[Dataset items]
___
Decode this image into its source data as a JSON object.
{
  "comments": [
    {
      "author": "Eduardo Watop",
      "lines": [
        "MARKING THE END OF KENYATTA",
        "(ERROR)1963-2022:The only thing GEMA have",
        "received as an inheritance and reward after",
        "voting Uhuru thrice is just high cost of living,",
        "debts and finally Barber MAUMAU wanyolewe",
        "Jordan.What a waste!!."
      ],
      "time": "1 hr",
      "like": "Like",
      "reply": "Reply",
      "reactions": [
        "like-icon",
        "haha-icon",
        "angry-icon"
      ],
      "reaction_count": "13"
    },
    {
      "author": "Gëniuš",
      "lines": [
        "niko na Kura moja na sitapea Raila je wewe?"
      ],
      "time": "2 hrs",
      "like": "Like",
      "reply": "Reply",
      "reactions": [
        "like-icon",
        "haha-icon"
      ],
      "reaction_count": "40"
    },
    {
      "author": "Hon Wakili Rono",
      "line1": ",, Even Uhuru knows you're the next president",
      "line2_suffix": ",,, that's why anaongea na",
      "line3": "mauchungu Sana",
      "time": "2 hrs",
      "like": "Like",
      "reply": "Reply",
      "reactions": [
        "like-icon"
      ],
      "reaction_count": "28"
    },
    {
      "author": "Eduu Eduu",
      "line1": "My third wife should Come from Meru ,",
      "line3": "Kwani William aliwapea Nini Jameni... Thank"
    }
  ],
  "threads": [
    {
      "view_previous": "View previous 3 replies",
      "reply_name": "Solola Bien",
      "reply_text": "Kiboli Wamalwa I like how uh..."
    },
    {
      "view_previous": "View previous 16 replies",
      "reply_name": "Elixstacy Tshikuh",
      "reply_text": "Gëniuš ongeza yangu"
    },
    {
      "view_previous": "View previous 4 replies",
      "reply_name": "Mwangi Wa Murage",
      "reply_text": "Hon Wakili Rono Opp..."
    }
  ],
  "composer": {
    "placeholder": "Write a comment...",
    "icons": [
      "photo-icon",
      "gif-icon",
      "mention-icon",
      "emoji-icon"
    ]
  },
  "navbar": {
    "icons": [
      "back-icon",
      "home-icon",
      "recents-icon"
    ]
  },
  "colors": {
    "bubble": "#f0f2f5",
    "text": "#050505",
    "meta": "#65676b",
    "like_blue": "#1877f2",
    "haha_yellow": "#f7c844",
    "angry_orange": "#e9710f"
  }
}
___
▶ [Objective]: Every entry should be printed again exactly as written.

▶ [Written solution]:
Decode this image into its source data as a JSON object.
{
  "comments": [
    {
      "author": "Eduardo Watop",
      "lines": [
        "MARKING THE END OF KENYATTA",
        "(ERROR)1963-2022:The only thing GEMA have",
        "received as an inheritance and reward after",
        "voting Uhuru thrice is just high cost of living,",
        "debts and finally Barber MAUMAU wanyolewe",
        "Jordan.What a waste!!."
      ],
      "time": "1 hr",
      "like": "Like",
      "reply": "Reply",
      "reactions": [
        "like-icon",
        "haha-icon",
        "angry-icon"
      ],
      "reaction_count": "13"
    },
    {
      "author": "Gëniuš",
      "lines": [
        "niko na Kura moja na sitapea Raila je wewe?"
      ],
      "time": "2 hrs",
      "like": "Like",
      "reply": "Reply",
      "reactions": [
        "like-icon",
        "haha-icon"
      ],
      "reaction_count": "40"
    },
    {
      "author": "Hon Wakili Rono",
      "line1": ",, Even Uhuru knows you're the next president",
      "line2_suffix": ",,, that's why anaongea na",
      "line3": "mauchungu Sana",
      "time": "2 hrs",
      "like": "Like",
      "reply": "Reply",
      "reactions": [
        "like-icon"
      ],
      "reaction_count": "28"
    },
    {
      "author": "Eduu Eduu",
      "line1": "My third wife should Come from Meru ,",
      "line3": "Kwani William aliwapea Nini Jameni... Thank"
    }
  ],
  "threads": [
    {
      "view_previous": "View previous 3 replies",
      "reply_name": "Solola Bien",
      "reply_text": "Kiboli Wamalwa I like how uh..."
    },
    {
      "view_previous": "View previous 16 replies",
      "reply_name": "Elixstacy Tshikuh",
      "reply_text": "Gëniuš ongeza yangu"
    },
    {
      "view_previous": "View previous 4 replies",
      "reply_name": "Mwangi Wa Murage",
      "reply_text": "Hon Wakili Rono Opp..."
    }
  ],
  "composer": {
    "placeholder": "Write a comment...",
    "icons": [
      "photo-icon",
      "gif-icon",
      "mention-icon",
      "emoji-icon"
    ]
  },
  "navbar": {
    "icons": [
      "back-icon",
      "home-icon",
      "recents-icon"
    ]
  },
  "colors": {
    "bubble": "#f0f2f5",
    "text": "#050505",
    "meta": "#65676b",
    "like_blue": "#1877f2",
    "haha_yellow": "#f7c844",
    "angry_orange": "#e9710f"
  }
}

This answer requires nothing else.